Dataset items
* * * *
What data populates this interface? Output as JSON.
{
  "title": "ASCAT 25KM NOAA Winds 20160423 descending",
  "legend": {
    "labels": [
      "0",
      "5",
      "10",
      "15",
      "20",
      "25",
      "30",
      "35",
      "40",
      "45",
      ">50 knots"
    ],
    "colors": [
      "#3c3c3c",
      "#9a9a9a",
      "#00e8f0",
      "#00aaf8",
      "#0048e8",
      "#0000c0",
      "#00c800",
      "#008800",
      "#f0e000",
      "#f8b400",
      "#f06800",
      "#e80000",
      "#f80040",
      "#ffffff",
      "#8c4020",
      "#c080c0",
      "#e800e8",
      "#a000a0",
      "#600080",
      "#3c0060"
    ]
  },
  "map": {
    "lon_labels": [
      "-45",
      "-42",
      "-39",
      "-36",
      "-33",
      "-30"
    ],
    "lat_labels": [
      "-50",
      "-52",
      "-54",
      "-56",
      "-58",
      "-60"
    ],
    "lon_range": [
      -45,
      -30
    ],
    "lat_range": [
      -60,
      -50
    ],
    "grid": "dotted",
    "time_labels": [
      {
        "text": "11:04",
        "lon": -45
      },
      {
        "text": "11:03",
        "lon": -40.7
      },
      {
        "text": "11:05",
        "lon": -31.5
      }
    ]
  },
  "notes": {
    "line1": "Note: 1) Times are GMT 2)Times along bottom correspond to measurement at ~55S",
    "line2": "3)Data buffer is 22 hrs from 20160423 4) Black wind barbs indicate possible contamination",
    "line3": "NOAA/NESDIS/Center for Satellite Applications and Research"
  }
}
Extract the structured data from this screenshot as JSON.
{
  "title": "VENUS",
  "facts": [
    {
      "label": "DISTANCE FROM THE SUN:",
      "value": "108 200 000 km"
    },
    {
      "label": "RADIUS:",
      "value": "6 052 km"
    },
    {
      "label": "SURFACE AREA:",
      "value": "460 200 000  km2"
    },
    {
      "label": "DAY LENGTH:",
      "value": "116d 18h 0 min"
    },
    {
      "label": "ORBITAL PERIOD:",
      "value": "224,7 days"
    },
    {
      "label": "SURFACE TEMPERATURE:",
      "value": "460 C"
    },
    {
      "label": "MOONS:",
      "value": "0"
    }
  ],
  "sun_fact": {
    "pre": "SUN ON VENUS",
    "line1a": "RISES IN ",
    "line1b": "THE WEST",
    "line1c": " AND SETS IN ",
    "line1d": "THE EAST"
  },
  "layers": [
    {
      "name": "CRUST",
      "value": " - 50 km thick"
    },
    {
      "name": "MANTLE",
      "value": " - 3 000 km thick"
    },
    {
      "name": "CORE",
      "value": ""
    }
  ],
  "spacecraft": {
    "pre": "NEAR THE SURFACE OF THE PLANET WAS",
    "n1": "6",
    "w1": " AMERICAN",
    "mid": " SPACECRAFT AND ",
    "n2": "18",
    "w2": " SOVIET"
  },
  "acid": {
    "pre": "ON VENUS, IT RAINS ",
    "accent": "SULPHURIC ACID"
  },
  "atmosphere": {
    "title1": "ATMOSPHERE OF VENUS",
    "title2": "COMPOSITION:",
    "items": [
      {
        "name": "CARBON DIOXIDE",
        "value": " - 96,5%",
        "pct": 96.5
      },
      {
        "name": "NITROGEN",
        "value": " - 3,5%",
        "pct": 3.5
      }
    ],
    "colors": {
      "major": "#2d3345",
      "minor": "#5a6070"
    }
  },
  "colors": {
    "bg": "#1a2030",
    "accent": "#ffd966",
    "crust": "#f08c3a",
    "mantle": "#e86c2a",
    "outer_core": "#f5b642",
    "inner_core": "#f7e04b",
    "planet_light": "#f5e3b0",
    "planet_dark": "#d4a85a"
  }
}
* * * *
_Required work_
Write out exactly the final stretch of the records: the line containing "Extract the structured" and every line after it, through the last, and nothing else.

_Response for this exercise_
Extract the structured data from this screenshot as JSON.
{
  "title": "VENUS",
  "facts": [
    {
      "label": "DISTANCE FROM THE SUN:",
      "value": "108 200 000 km"
    },
    {
      "label": "RADIUS:",
      "value": "6 052 km"
    },
    {
      "label": "SURFACE AREA:",
      "value": "460 200 000  km2"
    },
    {
      "label": "DAY LENGTH:",
      "value": "116d 18h 0 min"
    },
    {
      "label": "ORBITAL PERIOD:",
      "value": "224,7 days"
    },
    {
      "label": "SURFACE TEMPERATURE:",
      "value": "460 C"
    },
    {
      "label": "MOONS:",
      "value": "0"
    }
  ],
  "sun_fact": {
    "pre": "SUN ON VENUS",
    "line1a": "RISES IN ",
    "line1b": "THE WEST",
    "line1c": " AND SETS IN ",
    "line1d": "THE EAST"
  },
  "layers": [
    {
      "name": "CRUST",
      "value": " - 50 km thick"
    },
    {
      "name": "MANTLE",
      "value": " - 3 000 km thick"
    },
    {
      "name": "CORE",
      "value": ""
    }
  ],
  "spacecraft": {
    "pre": "NEAR THE SURFACE OF THE PLANET WAS",
    "n1": "6",
    "w1": " AMERICAN",
    "mid": " SPACECRAFT AND ",
    "n2": "18",
    "w2": " SOVIET"
  },
  "acid": {
    "pre": "ON VENUS, IT RAINS ",
    "accent": "SULPHURIC ACID"
  },
  "atmosphere": {
    "title1": "ATMOSPHERE OF VENUS",
    "title2": "COMPOSITION:",
    "items": [
      {
        "name": "CARBON DIOXIDE",
        "value": " - 96,5%",
        "pct": 96.5
      },
      {
        "name": "NITROGEN",
        "value": " - 3,5%",
        "pct": 3.5
      }
    ],
    "colors": {
      "major": "#2d3345",
      "minor": "#5a6070"
    }
  },
  "colors": {
    "bg": "#1a2030",
    "accent": "#ffd966",
    "crust": "#f08c3a",
    "mantle": "#e86c2a",
    "outer_core": "#f5b642",
    "inner_core": "#f7e04b",
    "planet_light": "#f5e3b0",
    "planet_dark": "#d4a85a"
  }
}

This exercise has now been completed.